**Written instruction:**
Every record must be transcribed in its entirety, apart from the images, which are to be omitted.

**Records provided:**
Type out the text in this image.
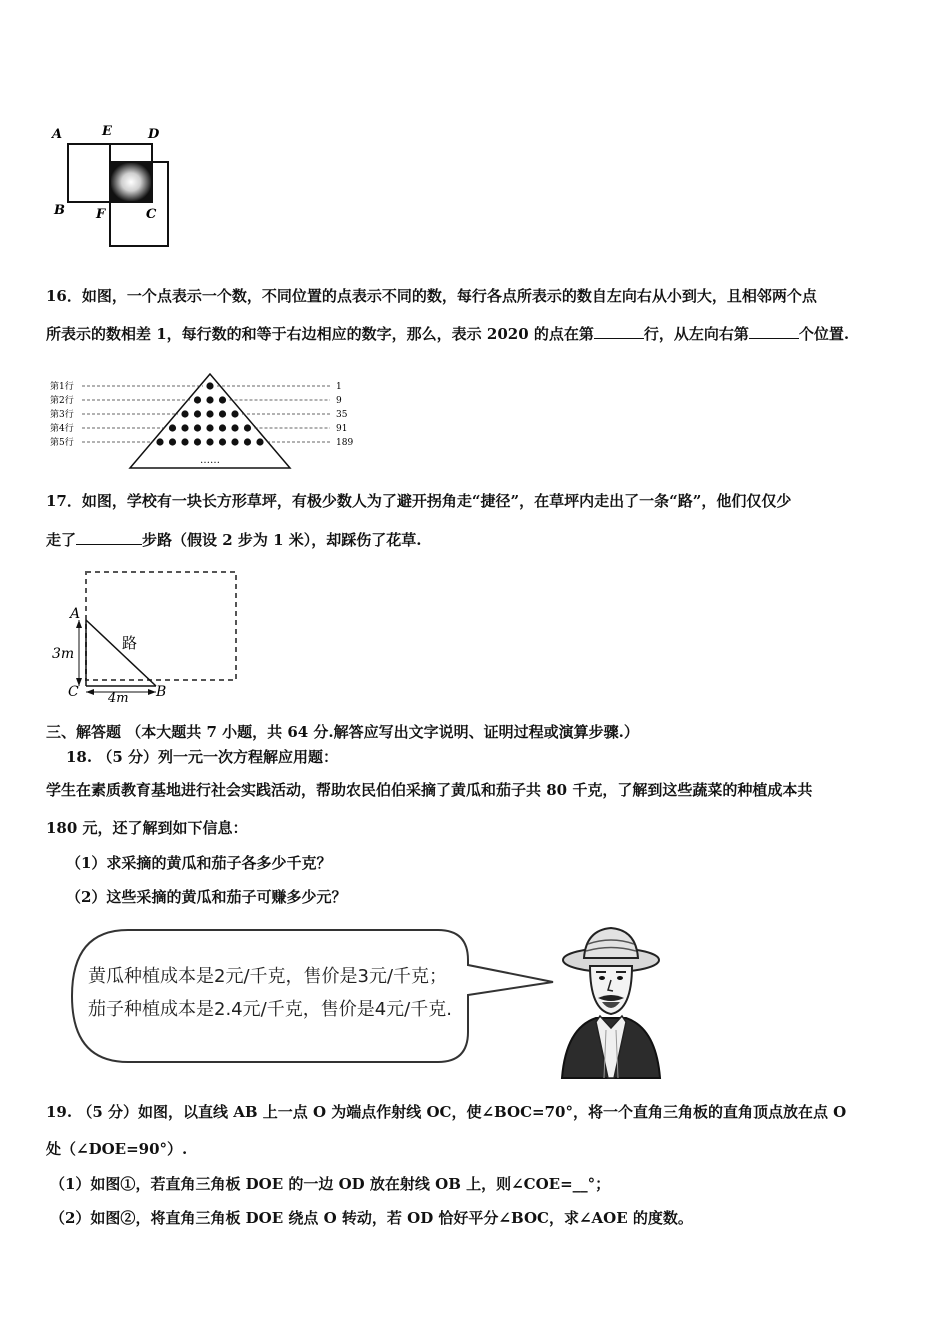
A	E	D
B F	C
16．如图，一个点表示一个数，不同位置的点表示不同的数，每行各点所表示的数自左向右从小到大，且相邻两个点
所表示的数相差 1，每行数的和等于右边相应的数字，那么，表示 2020 的点在第	行，从左向右第	个位置.
第1行	1
第2行	9
第3行	35
第4行	91
第5行	189
……
17．如图，学校有一块长方形草坪，有极少数人为了避开拐角走“捷径”，在草坪内走出了一条“路”，他们仅仅少
走了	步路（假设 2 步为 1 米），却踩伤了花草.
A
C	B
路
3m
4m
三、解答题 （本大题共 7 小题，共 64 分.解答应写出文字说明、证明过程或演算步骤.）
18. （5 分）列一元一次方程解应用题：
学生在素质教育基地进行社会实践活动，帮助农民伯伯采摘了黄瓜和茄子共 80 千克，了解到这些蔬菜的种植成本共
180 元，还了解到如下信息：
（1）求采摘的黄瓜和茄子各多少千克？
（2）这些采摘的黄瓜和茄子可赚多少元？
黄瓜种植成本是2元/千克，售价是3元/千克；
茄子种植成本是2.4元/千克，售价是4元/千克.
19. （5 分）如图，以直线 AB 上一点 O 为端点作射线 OC，使∠BOC=70°，将一个直角三角板的直角顶点放在点 O
处（∠DOE=90°）.
（1）如图①，若直角三角板 DOE 的一边 OD 放在射线 OB 上，则∠COE=__°；
（2）如图②，将直角三角板 DOE 绕点 O 转动，若 OD 恰好平分∠BOC，求∠AOE 的度数。
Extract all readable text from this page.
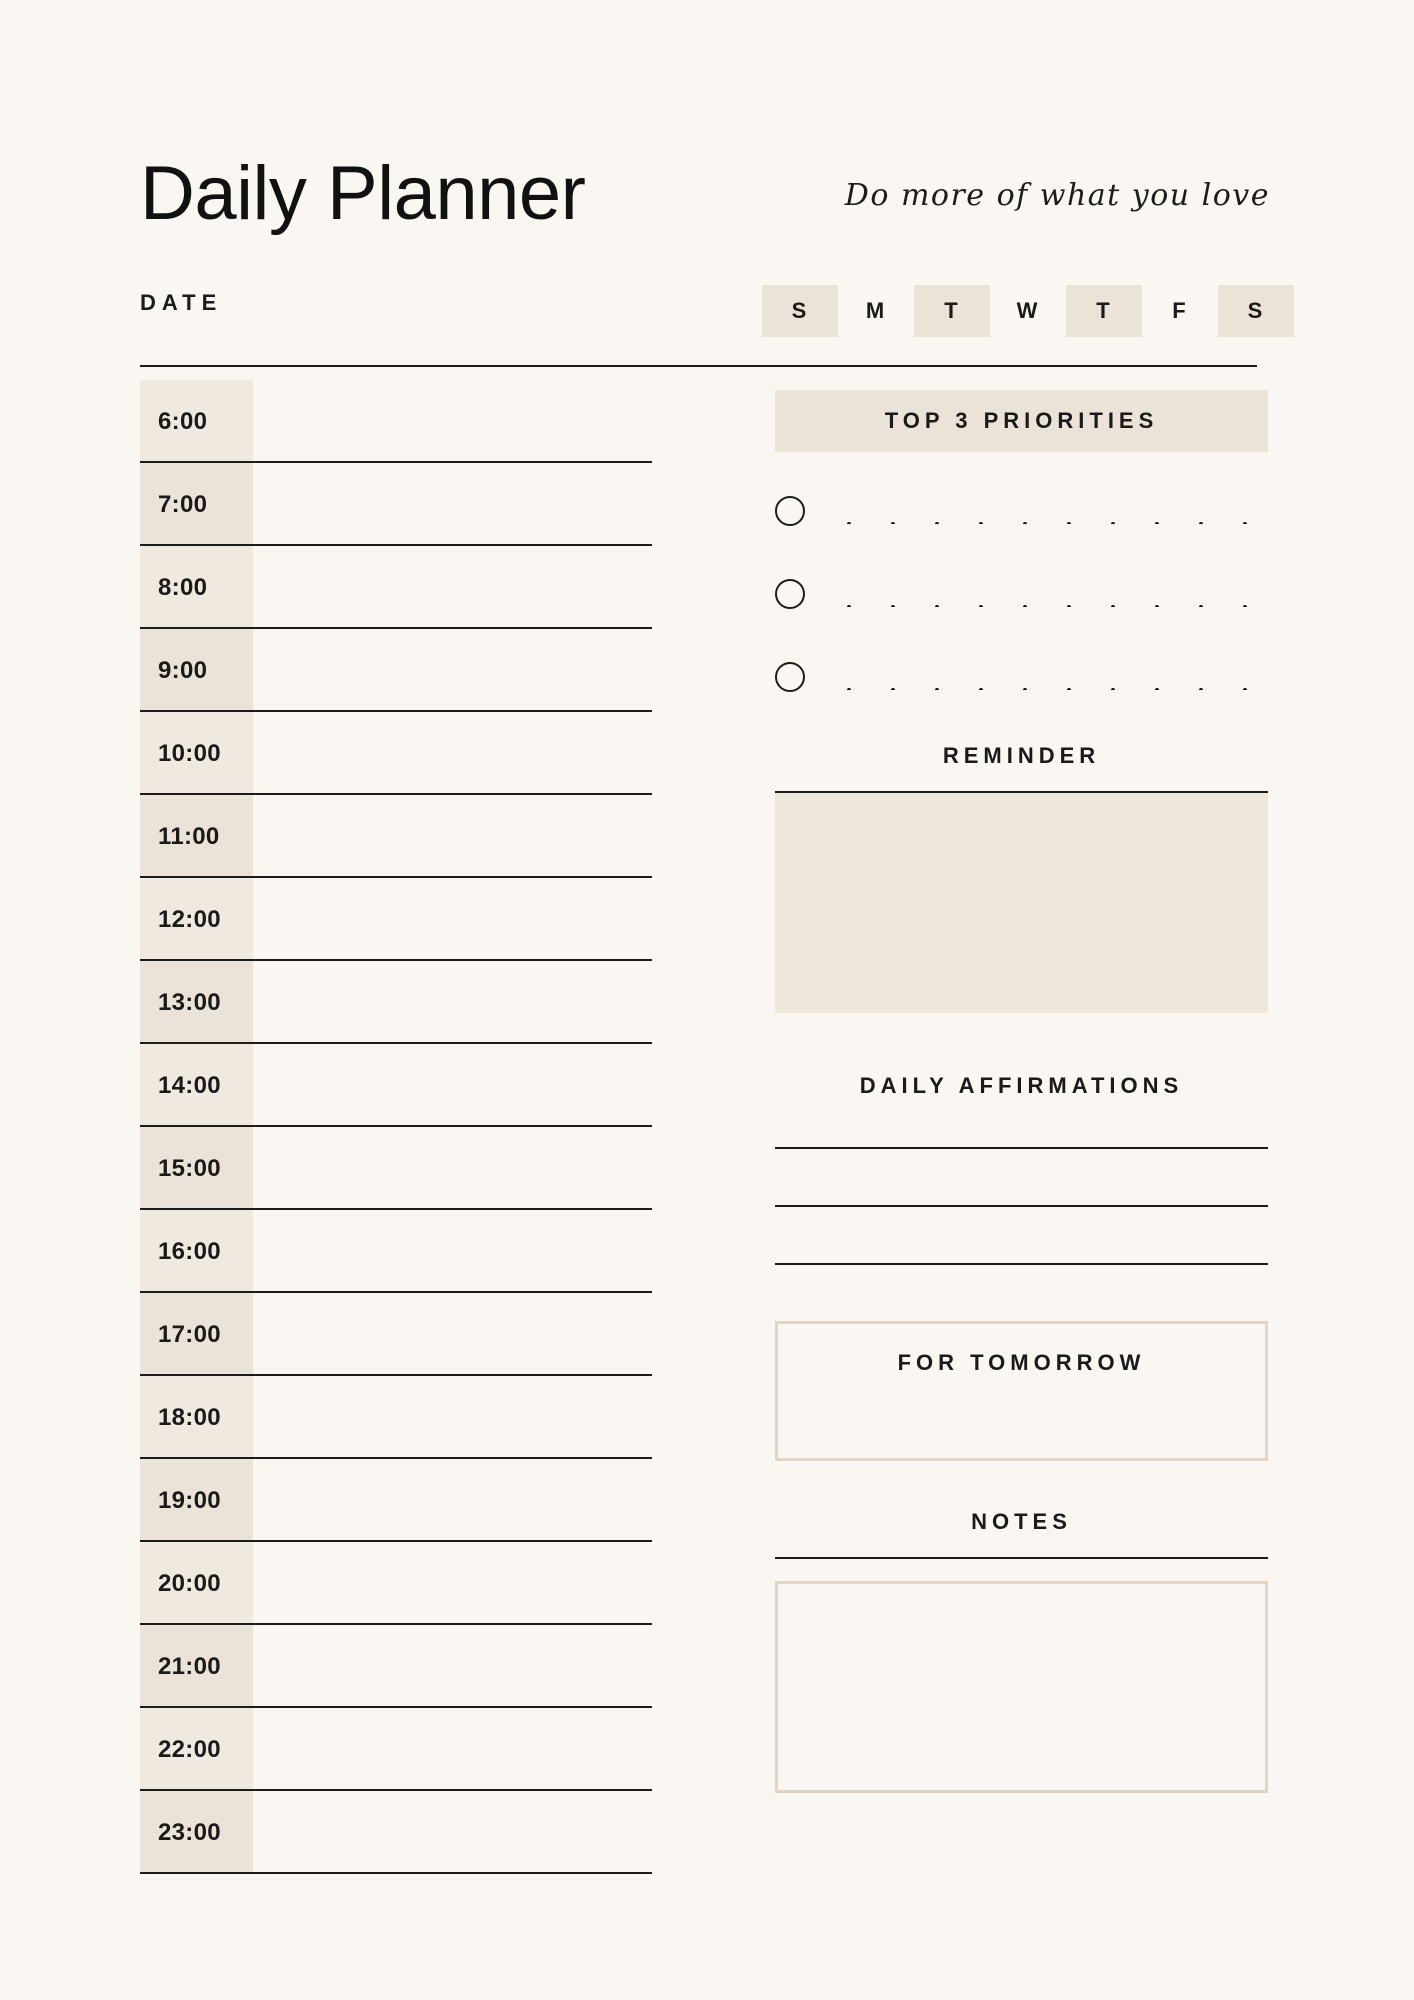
Daily Planner	Do more of what you love
DATE	S	M	T	W	T	F	S
6:00
7:00
8:00
9:00
10:00
11:00
12:00
13:00
14:00
15:00
16:00
17:00
18:00
19:00
20:00
21:00
22:00
23:00
TOP 3 PRIORITIES
REMINDER
DAILY AFFIRMATIONS
FOR TOMORROW
NOTES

**Expected answer:**
Type out the text in this image.
A	E	D
B F	C
16．如图，一个点表示一个数，不同位置的点表示不同的数，每行各点所表示的数自左向右从小到大，且相邻两个点
所表示的数相差 1，每行数的和等于右边相应的数字，那么，表示 2020 的点在第	行，从左向右第	个位置.
第1行	1
第2行	9
第3行	35
第4行	91
第5行	189
……
17．如图，学校有一块长方形草坪，有极少数人为了避开拐角走“捷径”，在草坪内走出了一条“路”，他们仅仅少
走了	步路（假设 2 步为 1 米），却踩伤了花草.
A
C	B
路
3m
4m
三、解答题 （本大题共 7 小题，共 64 分.解答应写出文字说明、证明过程或演算步骤.）
18. （5 分）列一元一次方程解应用题：
学生在素质教育基地进行社会实践活动，帮助农民伯伯采摘了黄瓜和茄子共 80 千克，了解到这些蔬菜的种植成本共
180 元，还了解到如下信息：
（1）求采摘的黄瓜和茄子各多少千克？
（2）这些采摘的黄瓜和茄子可赚多少元？
黄瓜种植成本是2元/千克，售价是3元/千克；
茄子种植成本是2.4元/千克，售价是4元/千克.
19. （5 分）如图，以直线 AB 上一点 O 为端点作射线 OC，使∠BOC=70°，将一个直角三角板的直角顶点放在点 O
处（∠DOE=90°）.
（1）如图①，若直角三角板 DOE 的一边 OD 放在射线 OB 上，则∠COE=__°；
（2）如图②，将直角三角板 DOE 绕点 O 转动，若 OD 恰好平分∠BOC，求∠AOE 的度数。
Extract all readable text from this page.
Daily Planner	Do more of what you love
DATE	S	M	T	W	T	F	S
6:00
7:00
8:00
9:00
10:00
11:00
12:00
13:00
14:00
15:00
16:00
17:00
18:00
19:00
20:00
21:00
22:00
23:00
TOP 3 PRIORITIES
REMINDER
DAILY AFFIRMATIONS
FOR TOMORROW
NOTES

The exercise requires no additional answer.